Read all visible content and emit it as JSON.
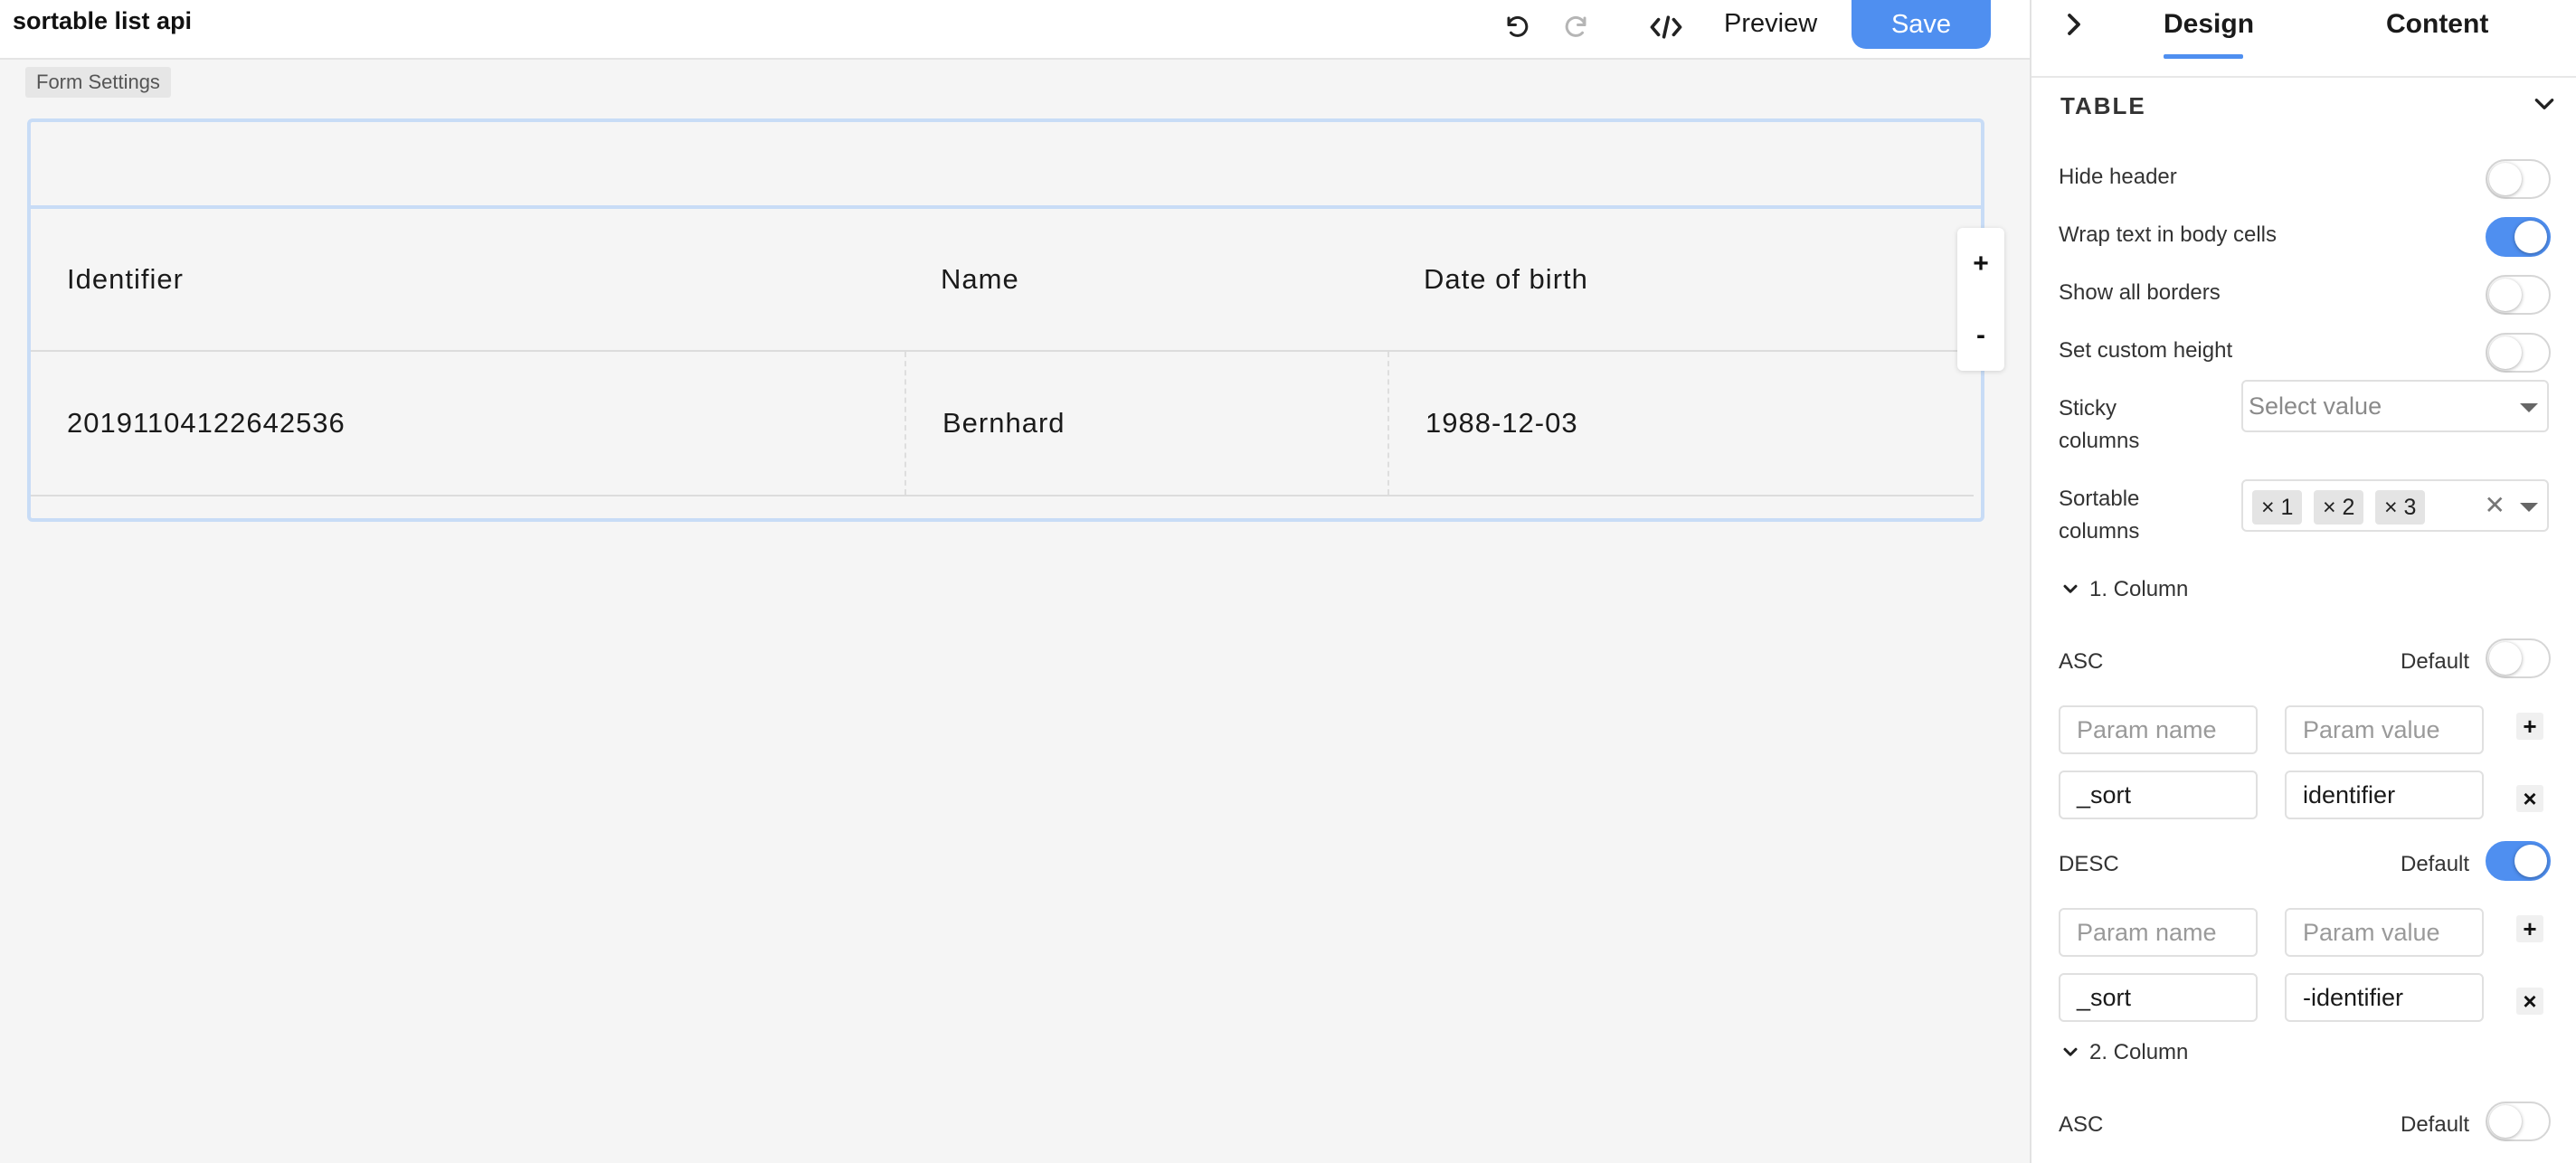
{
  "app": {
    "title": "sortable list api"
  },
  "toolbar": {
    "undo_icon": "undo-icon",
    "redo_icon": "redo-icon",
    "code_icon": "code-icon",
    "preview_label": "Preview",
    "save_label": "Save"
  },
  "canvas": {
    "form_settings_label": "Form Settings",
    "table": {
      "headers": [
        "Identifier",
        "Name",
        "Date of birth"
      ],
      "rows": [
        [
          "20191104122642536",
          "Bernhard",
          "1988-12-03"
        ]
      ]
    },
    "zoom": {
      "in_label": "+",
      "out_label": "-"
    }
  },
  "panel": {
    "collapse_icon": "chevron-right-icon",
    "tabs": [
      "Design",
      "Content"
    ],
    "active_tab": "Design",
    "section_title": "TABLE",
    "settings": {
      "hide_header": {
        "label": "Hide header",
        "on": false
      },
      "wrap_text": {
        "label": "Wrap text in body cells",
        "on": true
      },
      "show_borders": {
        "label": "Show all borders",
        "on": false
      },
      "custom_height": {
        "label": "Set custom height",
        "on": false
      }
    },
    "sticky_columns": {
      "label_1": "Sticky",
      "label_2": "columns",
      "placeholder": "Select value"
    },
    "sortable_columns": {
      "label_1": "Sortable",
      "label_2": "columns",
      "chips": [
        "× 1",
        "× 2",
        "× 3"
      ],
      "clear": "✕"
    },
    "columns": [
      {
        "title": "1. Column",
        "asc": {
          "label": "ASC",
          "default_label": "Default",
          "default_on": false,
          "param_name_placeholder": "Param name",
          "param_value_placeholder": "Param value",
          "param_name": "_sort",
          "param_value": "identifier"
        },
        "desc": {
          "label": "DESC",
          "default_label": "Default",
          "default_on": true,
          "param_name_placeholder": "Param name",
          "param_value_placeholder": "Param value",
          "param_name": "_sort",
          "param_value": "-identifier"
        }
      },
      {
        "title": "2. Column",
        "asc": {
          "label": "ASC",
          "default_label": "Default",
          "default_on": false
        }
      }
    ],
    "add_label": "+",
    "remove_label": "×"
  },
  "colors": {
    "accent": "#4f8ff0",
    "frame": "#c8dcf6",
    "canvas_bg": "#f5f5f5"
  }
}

++++++++++

### To do:
From the first line to the last, repeat the material exactly, but drop the pictures.

### Worked solution:
Read all visible content and emit it as JSON.
{
  "app": {
    "title": "sortable list api"
  },
  "toolbar": {
    "undo_icon": "undo-icon",
    "redo_icon": "redo-icon",
    "code_icon": "code-icon",
    "preview_label": "Preview",
    "save_label": "Save"
  },
  "canvas": {
    "form_settings_label": "Form Settings",
    "table": {
      "headers": [
        "Identifier",
        "Name",
        "Date of birth"
      ],
      "rows": [
        [
          "20191104122642536",
          "Bernhard",
          "1988-12-03"
        ]
      ]
    },
    "zoom": {
      "in_label": "+",
      "out_label": "-"
    }
  },
  "panel": {
    "collapse_icon": "chevron-right-icon",
    "tabs": [
      "Design",
      "Content"
    ],
    "active_tab": "Design",
    "section_title": "TABLE",
    "settings": {
      "hide_header": {
        "label": "Hide header",
        "on": false
      },
      "wrap_text": {
        "label": "Wrap text in body cells",
        "on": true
      },
      "show_borders": {
        "label": "Show all borders",
        "on": false
      },
      "custom_height": {
        "label": "Set custom height",
        "on": false
      }
    },
    "sticky_columns": {
      "label_1": "Sticky",
      "label_2": "columns",
      "placeholder": "Select value"
    },
    "sortable_columns": {
      "label_1": "Sortable",
      "label_2": "columns",
      "chips": [
        "× 1",
        "× 2",
        "× 3"
      ],
      "clear": "✕"
    },
    "columns": [
      {
        "title": "1. Column",
        "asc": {
          "label": "ASC",
          "default_label": "Default",
          "default_on": false,
          "param_name_placeholder": "Param name",
          "param_value_placeholder": "Param value",
          "param_name": "_sort",
          "param_value": "identifier"
        },
        "desc": {
          "label": "DESC",
          "default_label": "Default",
          "default_on": true,
          "param_name_placeholder": "Param name",
          "param_value_placeholder": "Param value",
          "param_name": "_sort",
          "param_value": "-identifier"
        }
      },
      {
        "title": "2. Column",
        "asc": {
          "label": "ASC",
          "default_label": "Default",
          "default_on": false
        }
      }
    ],
    "add_label": "+",
    "remove_label": "×"
  },
  "colors": {
    "accent": "#4f8ff0",
    "frame": "#c8dcf6",
    "canvas_bg": "#f5f5f5"
  }
}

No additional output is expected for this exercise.